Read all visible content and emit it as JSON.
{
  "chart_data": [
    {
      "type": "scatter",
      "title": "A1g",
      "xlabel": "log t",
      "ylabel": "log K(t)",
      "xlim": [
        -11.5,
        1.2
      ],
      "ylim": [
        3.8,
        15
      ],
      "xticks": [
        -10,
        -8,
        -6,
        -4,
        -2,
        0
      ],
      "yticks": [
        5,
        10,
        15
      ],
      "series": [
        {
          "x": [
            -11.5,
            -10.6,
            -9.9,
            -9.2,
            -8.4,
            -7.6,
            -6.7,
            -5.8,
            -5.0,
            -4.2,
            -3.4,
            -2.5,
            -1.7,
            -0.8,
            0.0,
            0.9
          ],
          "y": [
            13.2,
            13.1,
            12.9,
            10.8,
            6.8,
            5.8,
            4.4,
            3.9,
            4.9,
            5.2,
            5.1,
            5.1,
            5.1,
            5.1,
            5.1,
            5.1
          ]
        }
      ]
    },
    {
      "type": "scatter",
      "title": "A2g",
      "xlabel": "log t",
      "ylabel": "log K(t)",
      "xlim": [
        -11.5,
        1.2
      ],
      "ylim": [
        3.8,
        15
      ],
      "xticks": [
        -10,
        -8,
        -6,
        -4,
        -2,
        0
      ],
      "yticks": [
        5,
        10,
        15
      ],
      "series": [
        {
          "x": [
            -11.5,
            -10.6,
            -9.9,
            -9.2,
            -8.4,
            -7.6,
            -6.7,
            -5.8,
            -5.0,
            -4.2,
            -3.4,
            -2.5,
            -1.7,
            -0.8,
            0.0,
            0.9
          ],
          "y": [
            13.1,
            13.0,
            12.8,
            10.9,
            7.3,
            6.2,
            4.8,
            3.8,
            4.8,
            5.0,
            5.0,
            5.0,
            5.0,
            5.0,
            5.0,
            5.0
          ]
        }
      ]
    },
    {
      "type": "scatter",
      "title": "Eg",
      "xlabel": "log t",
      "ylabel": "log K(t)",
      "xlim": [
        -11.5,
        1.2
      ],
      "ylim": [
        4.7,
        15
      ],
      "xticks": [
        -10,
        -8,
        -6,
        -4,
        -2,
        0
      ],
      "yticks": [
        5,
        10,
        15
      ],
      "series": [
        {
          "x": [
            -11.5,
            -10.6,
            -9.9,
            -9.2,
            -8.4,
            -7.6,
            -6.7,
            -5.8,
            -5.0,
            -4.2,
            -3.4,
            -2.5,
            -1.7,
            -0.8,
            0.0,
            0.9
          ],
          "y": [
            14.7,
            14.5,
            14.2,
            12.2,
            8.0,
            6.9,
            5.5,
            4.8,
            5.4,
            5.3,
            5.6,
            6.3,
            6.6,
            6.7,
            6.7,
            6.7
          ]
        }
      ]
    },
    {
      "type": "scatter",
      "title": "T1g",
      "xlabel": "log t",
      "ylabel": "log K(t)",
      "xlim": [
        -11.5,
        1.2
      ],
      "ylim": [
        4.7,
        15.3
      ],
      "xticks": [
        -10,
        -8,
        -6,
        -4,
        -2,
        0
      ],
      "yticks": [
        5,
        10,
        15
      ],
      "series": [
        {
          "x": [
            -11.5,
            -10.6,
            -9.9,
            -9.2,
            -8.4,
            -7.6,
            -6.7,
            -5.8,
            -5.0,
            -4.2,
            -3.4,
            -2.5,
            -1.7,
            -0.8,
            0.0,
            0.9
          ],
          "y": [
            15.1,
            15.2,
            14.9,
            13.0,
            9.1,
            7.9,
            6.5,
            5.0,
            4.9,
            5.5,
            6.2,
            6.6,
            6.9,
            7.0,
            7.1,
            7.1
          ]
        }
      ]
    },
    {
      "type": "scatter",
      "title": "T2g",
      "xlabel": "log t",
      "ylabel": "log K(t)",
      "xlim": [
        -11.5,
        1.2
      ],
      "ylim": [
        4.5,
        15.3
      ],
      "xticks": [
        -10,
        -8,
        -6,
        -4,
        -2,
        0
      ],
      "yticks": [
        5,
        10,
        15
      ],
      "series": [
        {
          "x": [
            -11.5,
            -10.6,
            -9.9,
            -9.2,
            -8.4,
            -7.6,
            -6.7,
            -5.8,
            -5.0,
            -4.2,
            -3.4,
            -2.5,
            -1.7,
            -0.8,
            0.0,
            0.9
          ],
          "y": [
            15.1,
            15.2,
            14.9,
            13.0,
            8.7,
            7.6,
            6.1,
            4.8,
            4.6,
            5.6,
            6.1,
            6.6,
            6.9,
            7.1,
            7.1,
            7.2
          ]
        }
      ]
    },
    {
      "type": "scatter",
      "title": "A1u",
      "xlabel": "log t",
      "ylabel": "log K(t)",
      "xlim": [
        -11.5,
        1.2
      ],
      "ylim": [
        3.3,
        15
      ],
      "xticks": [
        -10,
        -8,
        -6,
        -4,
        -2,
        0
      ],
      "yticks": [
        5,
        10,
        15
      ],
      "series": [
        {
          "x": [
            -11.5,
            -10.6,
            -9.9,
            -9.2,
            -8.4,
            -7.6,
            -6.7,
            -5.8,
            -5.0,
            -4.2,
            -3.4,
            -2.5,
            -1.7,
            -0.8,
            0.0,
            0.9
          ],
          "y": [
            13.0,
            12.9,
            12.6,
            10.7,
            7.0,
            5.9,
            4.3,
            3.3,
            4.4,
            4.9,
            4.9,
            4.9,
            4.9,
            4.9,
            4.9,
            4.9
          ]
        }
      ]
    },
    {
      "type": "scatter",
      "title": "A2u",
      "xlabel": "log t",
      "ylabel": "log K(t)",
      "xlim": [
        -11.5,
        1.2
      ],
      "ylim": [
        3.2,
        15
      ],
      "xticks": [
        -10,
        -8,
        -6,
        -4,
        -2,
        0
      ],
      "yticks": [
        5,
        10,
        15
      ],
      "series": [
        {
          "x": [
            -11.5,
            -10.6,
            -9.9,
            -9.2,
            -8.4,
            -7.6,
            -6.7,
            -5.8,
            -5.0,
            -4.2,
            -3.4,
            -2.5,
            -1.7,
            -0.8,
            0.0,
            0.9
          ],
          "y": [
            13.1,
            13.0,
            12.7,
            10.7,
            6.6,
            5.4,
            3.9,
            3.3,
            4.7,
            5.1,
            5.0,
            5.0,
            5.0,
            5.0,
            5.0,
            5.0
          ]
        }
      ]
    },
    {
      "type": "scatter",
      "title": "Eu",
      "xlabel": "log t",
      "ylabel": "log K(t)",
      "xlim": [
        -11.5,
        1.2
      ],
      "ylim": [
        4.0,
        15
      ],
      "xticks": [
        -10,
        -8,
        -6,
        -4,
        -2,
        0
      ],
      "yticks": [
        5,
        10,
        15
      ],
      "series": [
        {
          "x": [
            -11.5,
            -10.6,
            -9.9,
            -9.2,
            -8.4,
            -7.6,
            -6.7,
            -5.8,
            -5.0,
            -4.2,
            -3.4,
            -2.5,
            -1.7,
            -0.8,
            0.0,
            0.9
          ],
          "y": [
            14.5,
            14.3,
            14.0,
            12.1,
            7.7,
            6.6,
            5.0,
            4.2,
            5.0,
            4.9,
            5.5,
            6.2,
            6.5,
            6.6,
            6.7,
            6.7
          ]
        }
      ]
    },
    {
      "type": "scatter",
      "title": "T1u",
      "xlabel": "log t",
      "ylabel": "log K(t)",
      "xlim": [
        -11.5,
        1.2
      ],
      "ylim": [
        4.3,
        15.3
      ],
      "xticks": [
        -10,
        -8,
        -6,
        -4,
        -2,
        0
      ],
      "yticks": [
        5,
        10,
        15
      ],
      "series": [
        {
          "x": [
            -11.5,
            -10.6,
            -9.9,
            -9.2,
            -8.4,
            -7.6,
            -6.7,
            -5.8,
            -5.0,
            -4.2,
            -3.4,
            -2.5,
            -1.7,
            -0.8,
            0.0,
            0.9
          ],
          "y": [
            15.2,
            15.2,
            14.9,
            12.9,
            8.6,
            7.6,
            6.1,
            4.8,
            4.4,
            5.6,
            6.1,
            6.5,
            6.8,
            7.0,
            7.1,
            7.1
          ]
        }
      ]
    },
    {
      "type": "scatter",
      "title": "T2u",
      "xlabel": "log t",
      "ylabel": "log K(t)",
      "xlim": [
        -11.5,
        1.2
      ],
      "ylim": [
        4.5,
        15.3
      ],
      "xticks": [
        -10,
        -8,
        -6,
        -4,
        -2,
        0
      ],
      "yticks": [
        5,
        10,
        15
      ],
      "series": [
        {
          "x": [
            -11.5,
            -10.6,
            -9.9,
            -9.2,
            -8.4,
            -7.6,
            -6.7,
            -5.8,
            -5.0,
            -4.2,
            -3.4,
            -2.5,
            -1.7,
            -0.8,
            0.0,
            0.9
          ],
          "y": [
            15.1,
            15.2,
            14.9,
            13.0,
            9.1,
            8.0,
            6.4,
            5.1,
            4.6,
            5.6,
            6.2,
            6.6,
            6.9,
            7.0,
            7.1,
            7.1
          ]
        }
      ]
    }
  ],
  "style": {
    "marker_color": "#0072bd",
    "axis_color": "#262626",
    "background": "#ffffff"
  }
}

- - -

• What to do
Where a line in the entries holds "title", copy that line.

• Reply
      "title": "A1g",
      "title": "A2g",
      "title": "Eg",
      "title": "T1g",
      "title": "T2g",
      "title": "A1u",
      "title": "A2u",
      "title": "Eu",
      "title": "T1u",
      "title": "T2u",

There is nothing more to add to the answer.